**Your goal**
Omit every picture and return the rest of the data unaltered.

··· Data provided ···

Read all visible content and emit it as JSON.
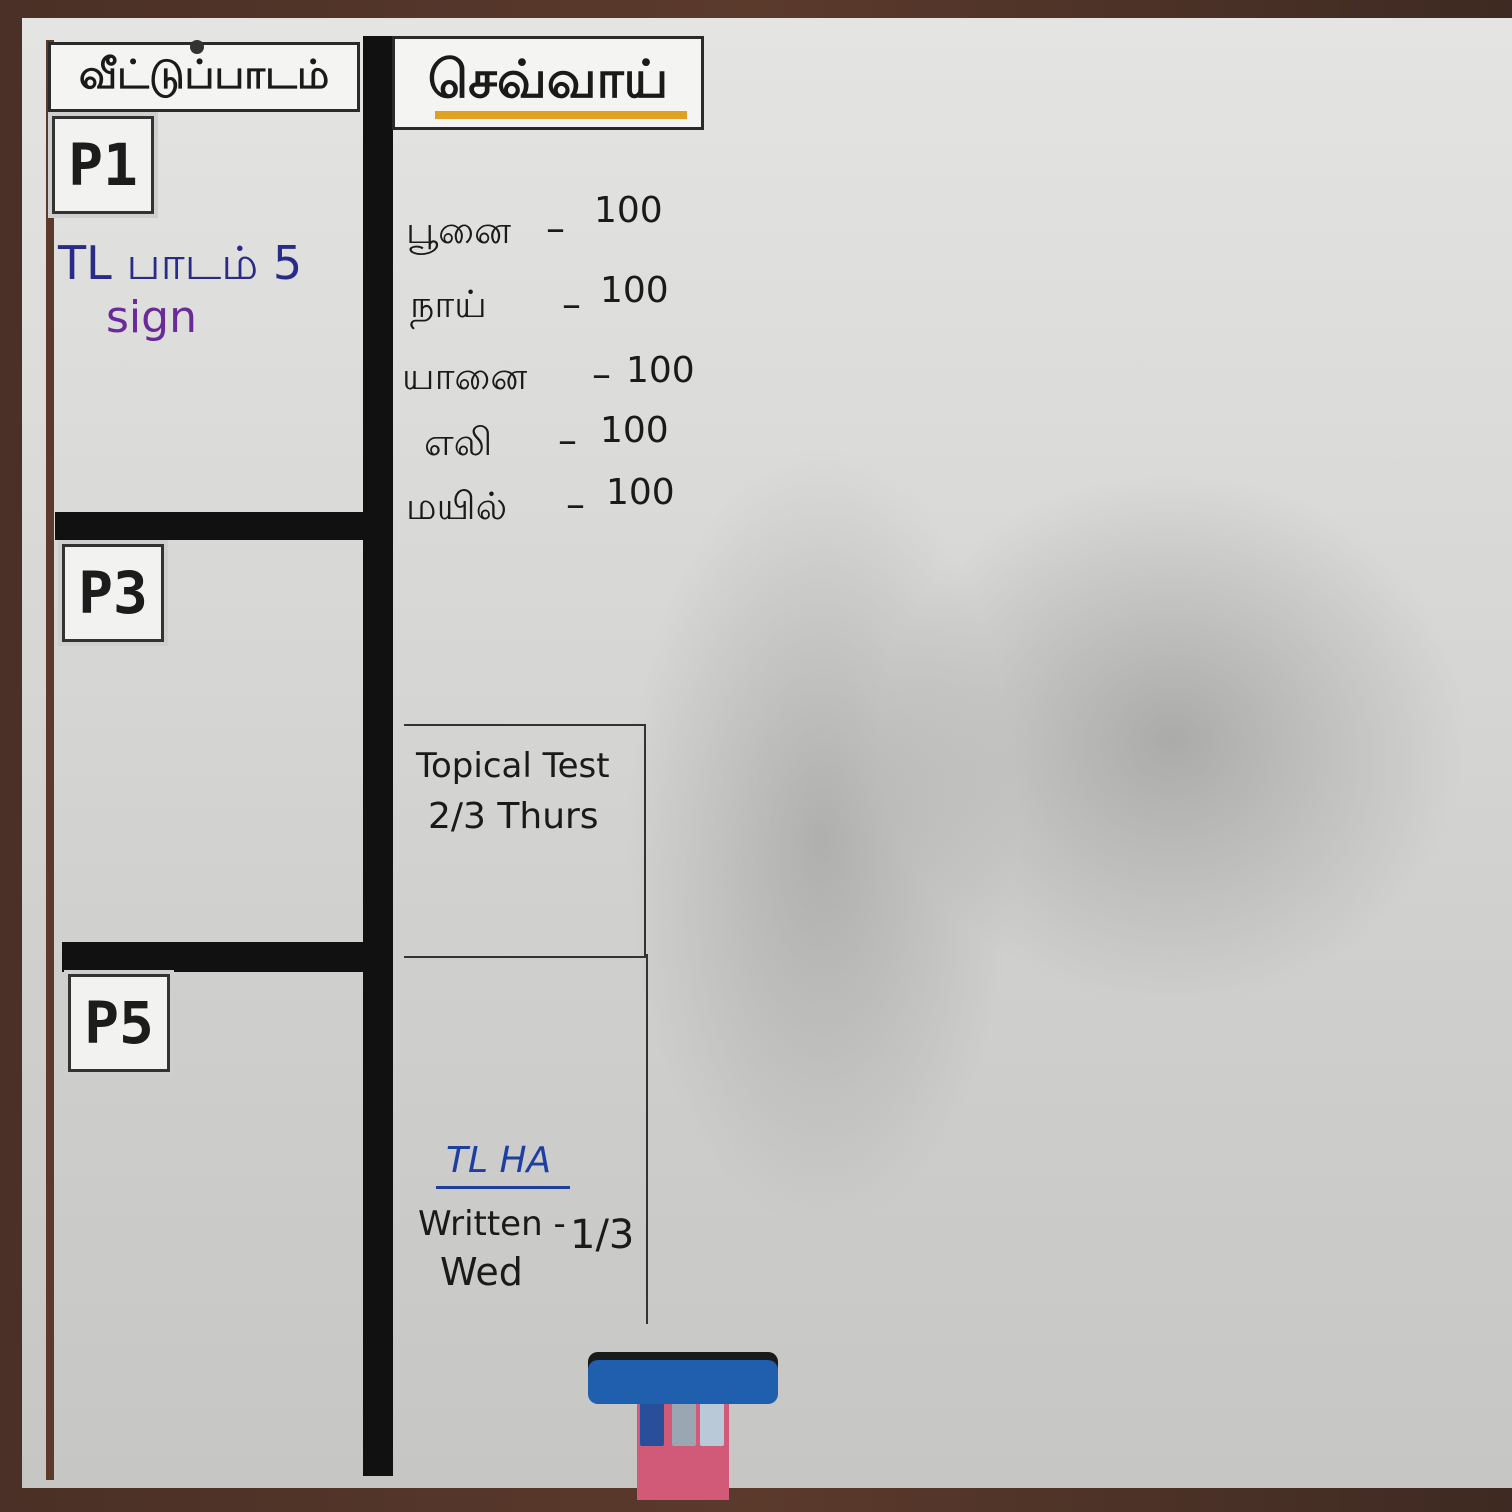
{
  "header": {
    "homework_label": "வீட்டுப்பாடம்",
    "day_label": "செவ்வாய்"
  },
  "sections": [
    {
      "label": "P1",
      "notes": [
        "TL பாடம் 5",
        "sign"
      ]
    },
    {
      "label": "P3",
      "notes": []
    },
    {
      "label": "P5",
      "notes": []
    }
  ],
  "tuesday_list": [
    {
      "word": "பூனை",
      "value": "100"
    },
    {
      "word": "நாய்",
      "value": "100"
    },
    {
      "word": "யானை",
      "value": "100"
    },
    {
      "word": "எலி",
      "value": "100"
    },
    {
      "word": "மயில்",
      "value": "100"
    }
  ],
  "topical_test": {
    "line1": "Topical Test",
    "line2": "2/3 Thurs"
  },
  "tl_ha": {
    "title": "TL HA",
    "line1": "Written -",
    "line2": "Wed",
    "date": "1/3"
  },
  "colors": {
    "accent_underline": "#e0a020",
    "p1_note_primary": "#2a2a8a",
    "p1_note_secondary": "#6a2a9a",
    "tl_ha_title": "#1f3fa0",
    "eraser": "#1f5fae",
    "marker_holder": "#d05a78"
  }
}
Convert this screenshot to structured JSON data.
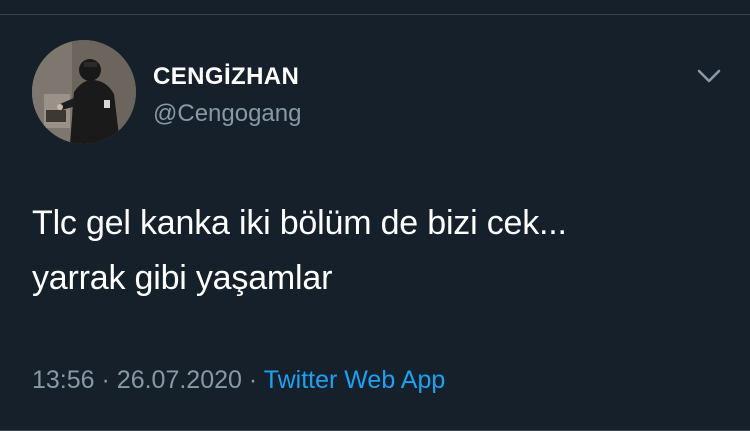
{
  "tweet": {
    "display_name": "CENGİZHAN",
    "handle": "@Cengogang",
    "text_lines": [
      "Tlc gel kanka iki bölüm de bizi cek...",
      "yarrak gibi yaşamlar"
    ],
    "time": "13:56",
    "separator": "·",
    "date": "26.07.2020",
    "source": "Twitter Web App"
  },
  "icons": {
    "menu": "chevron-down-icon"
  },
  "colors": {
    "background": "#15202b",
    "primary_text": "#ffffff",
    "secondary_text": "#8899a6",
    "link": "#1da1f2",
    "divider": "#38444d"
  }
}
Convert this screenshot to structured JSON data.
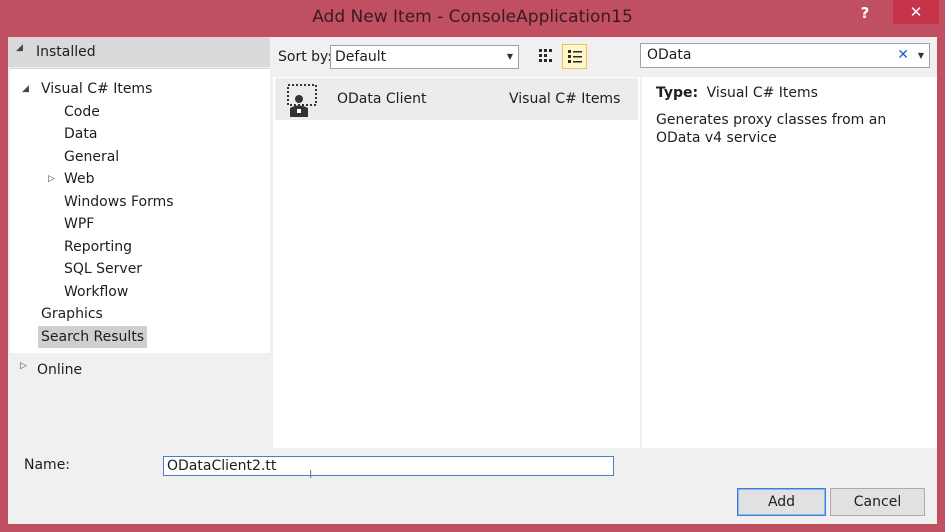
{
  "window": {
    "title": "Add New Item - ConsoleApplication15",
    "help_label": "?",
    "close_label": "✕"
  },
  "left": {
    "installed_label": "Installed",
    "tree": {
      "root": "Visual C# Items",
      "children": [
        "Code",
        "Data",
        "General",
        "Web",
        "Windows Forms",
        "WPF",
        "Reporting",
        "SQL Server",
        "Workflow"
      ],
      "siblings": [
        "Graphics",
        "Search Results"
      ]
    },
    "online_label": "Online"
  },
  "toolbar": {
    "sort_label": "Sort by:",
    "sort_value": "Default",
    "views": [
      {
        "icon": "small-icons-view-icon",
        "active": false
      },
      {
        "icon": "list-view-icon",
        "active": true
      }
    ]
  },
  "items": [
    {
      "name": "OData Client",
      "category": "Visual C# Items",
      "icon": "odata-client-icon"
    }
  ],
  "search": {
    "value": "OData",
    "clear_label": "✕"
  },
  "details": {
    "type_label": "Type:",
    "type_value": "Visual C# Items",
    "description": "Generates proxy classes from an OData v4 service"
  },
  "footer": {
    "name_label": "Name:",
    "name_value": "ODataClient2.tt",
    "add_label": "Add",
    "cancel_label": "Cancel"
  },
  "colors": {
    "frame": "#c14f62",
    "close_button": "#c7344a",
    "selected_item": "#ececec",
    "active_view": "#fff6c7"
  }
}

···

**Finished exercise**
Read all visible content and emit it as JSON.
{
  "header": {
    "homework_label": "வீட்டுப்பாடம்",
    "day_label": "செவ்வாய்"
  },
  "sections": [
    {
      "label": "P1",
      "notes": [
        "TL பாடம் 5",
        "sign"
      ]
    },
    {
      "label": "P3",
      "notes": []
    },
    {
      "label": "P5",
      "notes": []
    }
  ],
  "tuesday_list": [
    {
      "word": "பூனை",
      "value": "100"
    },
    {
      "word": "நாய்",
      "value": "100"
    },
    {
      "word": "யானை",
      "value": "100"
    },
    {
      "word": "எலி",
      "value": "100"
    },
    {
      "word": "மயில்",
      "value": "100"
    }
  ],
  "topical_test": {
    "line1": "Topical Test",
    "line2": "2/3 Thurs"
  },
  "tl_ha": {
    "title": "TL HA",
    "line1": "Written -",
    "line2": "Wed",
    "date": "1/3"
  },
  "colors": {
    "accent_underline": "#e0a020",
    "p1_note_primary": "#2a2a8a",
    "p1_note_secondary": "#6a2a9a",
    "tl_ha_title": "#1f3fa0",
    "eraser": "#1f5fae",
    "marker_holder": "#d05a78"
  }
}
Convert this screenshot to structured JSON data.
{
  "tweet": {
    "display_name": "CENGİZHAN",
    "handle": "@Cengogang",
    "text_lines": [
      "Tlc gel kanka iki bölüm de bizi cek...",
      "yarrak gibi yaşamlar"
    ],
    "time": "13:56",
    "separator": "·",
    "date": "26.07.2020",
    "source": "Twitter Web App"
  },
  "icons": {
    "menu": "chevron-down-icon"
  },
  "colors": {
    "background": "#15202b",
    "primary_text": "#ffffff",
    "secondary_text": "#8899a6",
    "link": "#1da1f2",
    "divider": "#38444d"
  }
}
Convert this screenshot to structured JSON data.
{
  "window": {
    "title": "Add New Item - ConsoleApplication15",
    "help_label": "?",
    "close_label": "✕"
  },
  "left": {
    "installed_label": "Installed",
    "tree": {
      "root": "Visual C# Items",
      "children": [
        "Code",
        "Data",
        "General",
        "Web",
        "Windows Forms",
        "WPF",
        "Reporting",
        "SQL Server",
        "Workflow"
      ],
      "siblings": [
        "Graphics",
        "Search Results"
      ]
    },
    "online_label": "Online"
  },
  "toolbar": {
    "sort_label": "Sort by:",
    "sort_value": "Default",
    "views": [
      {
        "icon": "small-icons-view-icon",
        "active": false
      },
      {
        "icon": "list-view-icon",
        "active": true
      }
    ]
  },
  "items": [
    {
      "name": "OData Client",
      "category": "Visual C# Items",
      "icon": "odata-client-icon"
    }
  ],
  "search": {
    "value": "OData",
    "clear_label": "✕"
  },
  "details": {
    "type_label": "Type:",
    "type_value": "Visual C# Items",
    "description": "Generates proxy classes from an OData v4 service"
  },
  "footer": {
    "name_label": "Name:",
    "name_value": "ODataClient2.tt",
    "add_label": "Add",
    "cancel_label": "Cancel"
  },
  "colors": {
    "frame": "#c14f62",
    "close_button": "#c7344a",
    "selected_item": "#ececec",
    "active_view": "#fff6c7"
  }
}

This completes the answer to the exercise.